Work instructions: Exactly as written, print each record in the listing.

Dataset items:
· · ·
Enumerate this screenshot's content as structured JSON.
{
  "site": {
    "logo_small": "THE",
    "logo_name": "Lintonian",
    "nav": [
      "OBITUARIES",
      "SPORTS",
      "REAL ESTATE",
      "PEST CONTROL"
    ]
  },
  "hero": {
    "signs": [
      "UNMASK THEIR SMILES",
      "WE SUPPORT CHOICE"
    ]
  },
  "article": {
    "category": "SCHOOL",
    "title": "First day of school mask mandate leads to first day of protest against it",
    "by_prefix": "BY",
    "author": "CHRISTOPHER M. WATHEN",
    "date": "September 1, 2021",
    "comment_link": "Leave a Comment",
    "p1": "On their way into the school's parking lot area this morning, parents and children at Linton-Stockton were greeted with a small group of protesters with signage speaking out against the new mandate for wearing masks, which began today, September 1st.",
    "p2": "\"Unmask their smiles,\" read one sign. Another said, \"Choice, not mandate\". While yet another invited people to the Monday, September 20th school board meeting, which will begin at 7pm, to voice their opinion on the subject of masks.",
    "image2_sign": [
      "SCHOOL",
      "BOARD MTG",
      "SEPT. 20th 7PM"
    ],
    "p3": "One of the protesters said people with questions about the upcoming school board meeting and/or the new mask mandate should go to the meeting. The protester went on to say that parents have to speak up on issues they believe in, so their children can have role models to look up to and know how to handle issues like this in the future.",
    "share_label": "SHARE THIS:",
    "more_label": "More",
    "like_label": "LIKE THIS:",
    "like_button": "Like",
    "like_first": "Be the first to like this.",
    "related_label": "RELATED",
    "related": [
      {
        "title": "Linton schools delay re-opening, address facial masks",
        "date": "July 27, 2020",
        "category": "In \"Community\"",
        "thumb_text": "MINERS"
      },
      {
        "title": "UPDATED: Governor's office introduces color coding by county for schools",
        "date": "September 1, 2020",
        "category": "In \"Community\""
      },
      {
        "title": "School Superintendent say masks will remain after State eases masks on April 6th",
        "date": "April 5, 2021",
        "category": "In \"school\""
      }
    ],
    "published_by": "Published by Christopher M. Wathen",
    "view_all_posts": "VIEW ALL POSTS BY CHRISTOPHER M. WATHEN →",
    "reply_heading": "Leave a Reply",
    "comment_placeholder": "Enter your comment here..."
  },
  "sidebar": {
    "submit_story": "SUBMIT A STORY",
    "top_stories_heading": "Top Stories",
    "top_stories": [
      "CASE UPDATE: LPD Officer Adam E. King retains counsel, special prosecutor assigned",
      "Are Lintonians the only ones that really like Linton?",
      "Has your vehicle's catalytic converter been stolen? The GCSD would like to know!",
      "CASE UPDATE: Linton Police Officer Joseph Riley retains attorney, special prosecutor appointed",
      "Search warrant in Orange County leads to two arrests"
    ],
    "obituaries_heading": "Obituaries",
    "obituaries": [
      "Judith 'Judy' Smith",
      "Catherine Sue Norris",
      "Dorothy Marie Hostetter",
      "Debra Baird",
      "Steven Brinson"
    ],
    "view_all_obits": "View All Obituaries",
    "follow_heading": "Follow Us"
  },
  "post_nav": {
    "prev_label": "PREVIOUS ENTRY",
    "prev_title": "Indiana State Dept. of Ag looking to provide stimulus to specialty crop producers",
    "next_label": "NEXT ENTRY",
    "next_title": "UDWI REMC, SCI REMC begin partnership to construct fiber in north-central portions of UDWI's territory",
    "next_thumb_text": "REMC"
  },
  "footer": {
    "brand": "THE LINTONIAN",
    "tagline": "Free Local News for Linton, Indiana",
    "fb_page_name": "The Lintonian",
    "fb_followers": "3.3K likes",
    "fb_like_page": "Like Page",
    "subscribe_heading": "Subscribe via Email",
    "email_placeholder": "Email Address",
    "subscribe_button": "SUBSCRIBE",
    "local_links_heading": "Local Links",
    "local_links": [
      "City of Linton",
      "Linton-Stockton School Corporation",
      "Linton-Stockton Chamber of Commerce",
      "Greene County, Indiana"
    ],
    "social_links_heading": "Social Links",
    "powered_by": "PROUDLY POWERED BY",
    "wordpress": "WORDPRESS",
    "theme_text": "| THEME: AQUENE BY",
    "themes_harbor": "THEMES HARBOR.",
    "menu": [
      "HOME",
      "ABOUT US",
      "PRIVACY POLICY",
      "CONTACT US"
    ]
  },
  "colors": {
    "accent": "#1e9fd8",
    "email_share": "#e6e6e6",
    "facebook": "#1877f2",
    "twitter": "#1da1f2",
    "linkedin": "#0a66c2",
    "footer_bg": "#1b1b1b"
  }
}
· · ·
Written answer:
Enumerate this screenshot's content as structured JSON.
{
  "site": {
    "logo_small": "THE",
    "logo_name": "Lintonian",
    "nav": [
      "OBITUARIES",
      "SPORTS",
      "REAL ESTATE",
      "PEST CONTROL"
    ]
  },
  "hero": {
    "signs": [
      "UNMASK THEIR SMILES",
      "WE SUPPORT CHOICE"
    ]
  },
  "article": {
    "category": "SCHOOL",
    "title": "First day of school mask mandate leads to first day of protest against it",
    "by_prefix": "BY",
    "author": "CHRISTOPHER M. WATHEN",
    "date": "September 1, 2021",
    "comment_link": "Leave a Comment",
    "p1": "On their way into the school's parking lot area this morning, parents and children at Linton-Stockton were greeted with a small group of protesters with signage speaking out against the new mandate for wearing masks, which began today, September 1st.",
    "p2": "\"Unmask their smiles,\" read one sign. Another said, \"Choice, not mandate\". While yet another invited people to the Monday, September 20th school board meeting, which will begin at 7pm, to voice their opinion on the subject of masks.",
    "image2_sign": [
      "SCHOOL",
      "BOARD MTG",
      "SEPT. 20th 7PM"
    ],
    "p3": "One of the protesters said people with questions about the upcoming school board meeting and/or the new mask mandate should go to the meeting. The protester went on to say that parents have to speak up on issues they believe in, so their children can have role models to look up to and know how to handle issues like this in the future.",
    "share_label": "SHARE THIS:",
    "more_label": "More",
    "like_label": "LIKE THIS:",
    "like_button": "Like",
    "like_first": "Be the first to like this.",
    "related_label": "RELATED",
    "related": [
      {
        "title": "Linton schools delay re-opening, address facial masks",
        "date": "July 27, 2020",
        "category": "In \"Community\"",
        "thumb_text": "MINERS"
      },
      {
        "title": "UPDATED: Governor's office introduces color coding by county for schools",
        "date": "September 1, 2020",
        "category": "In \"Community\""
      },
      {
        "title": "School Superintendent say masks will remain after State eases masks on April 6th",
        "date": "April 5, 2021",
        "category": "In \"school\""
      }
    ],
    "published_by": "Published by Christopher M. Wathen",
    "view_all_posts": "VIEW ALL POSTS BY CHRISTOPHER M. WATHEN →",
    "reply_heading": "Leave a Reply",
    "comment_placeholder": "Enter your comment here..."
  },
  "sidebar": {
    "submit_story": "SUBMIT A STORY",
    "top_stories_heading": "Top Stories",
    "top_stories": [
      "CASE UPDATE: LPD Officer Adam E. King retains counsel, special prosecutor assigned",
      "Are Lintonians the only ones that really like Linton?",
      "Has your vehicle's catalytic converter been stolen? The GCSD would like to know!",
      "CASE UPDATE: Linton Police Officer Joseph Riley retains attorney, special prosecutor appointed",
      "Search warrant in Orange County leads to two arrests"
    ],
    "obituaries_heading": "Obituaries",
    "obituaries": [
      "Judith 'Judy' Smith",
      "Catherine Sue Norris",
      "Dorothy Marie Hostetter",
      "Debra Baird",
      "Steven Brinson"
    ],
    "view_all_obits": "View All Obituaries",
    "follow_heading": "Follow Us"
  },
  "post_nav": {
    "prev_label": "PREVIOUS ENTRY",
    "prev_title": "Indiana State Dept. of Ag looking to provide stimulus to specialty crop producers",
    "next_label": "NEXT ENTRY",
    "next_title": "UDWI REMC, SCI REMC begin partnership to construct fiber in north-central portions of UDWI's territory",
    "next_thumb_text": "REMC"
  },
  "footer": {
    "brand": "THE LINTONIAN",
    "tagline": "Free Local News for Linton, Indiana",
    "fb_page_name": "The Lintonian",
    "fb_followers": "3.3K likes",
    "fb_like_page": "Like Page",
    "subscribe_heading": "Subscribe via Email",
    "email_placeholder": "Email Address",
    "subscribe_button": "SUBSCRIBE",
    "local_links_heading": "Local Links",
    "local_links": [
      "City of Linton",
      "Linton-Stockton School Corporation",
      "Linton-Stockton Chamber of Commerce",
      "Greene County, Indiana"
    ],
    "social_links_heading": "Social Links",
    "powered_by": "PROUDLY POWERED BY",
    "wordpress": "WORDPRESS",
    "theme_text": "| THEME: AQUENE BY",
    "themes_harbor": "THEMES HARBOR.",
    "menu": [
      "HOME",
      "ABOUT US",
      "PRIVACY POLICY",
      "CONTACT US"
    ]
  },
  "colors": {
    "accent": "#1e9fd8",
    "email_share": "#e6e6e6",
    "facebook": "#1877f2",
    "twitter": "#1da1f2",
    "linkedin": "#0a66c2",
    "footer_bg": "#1b1b1b"
  }
}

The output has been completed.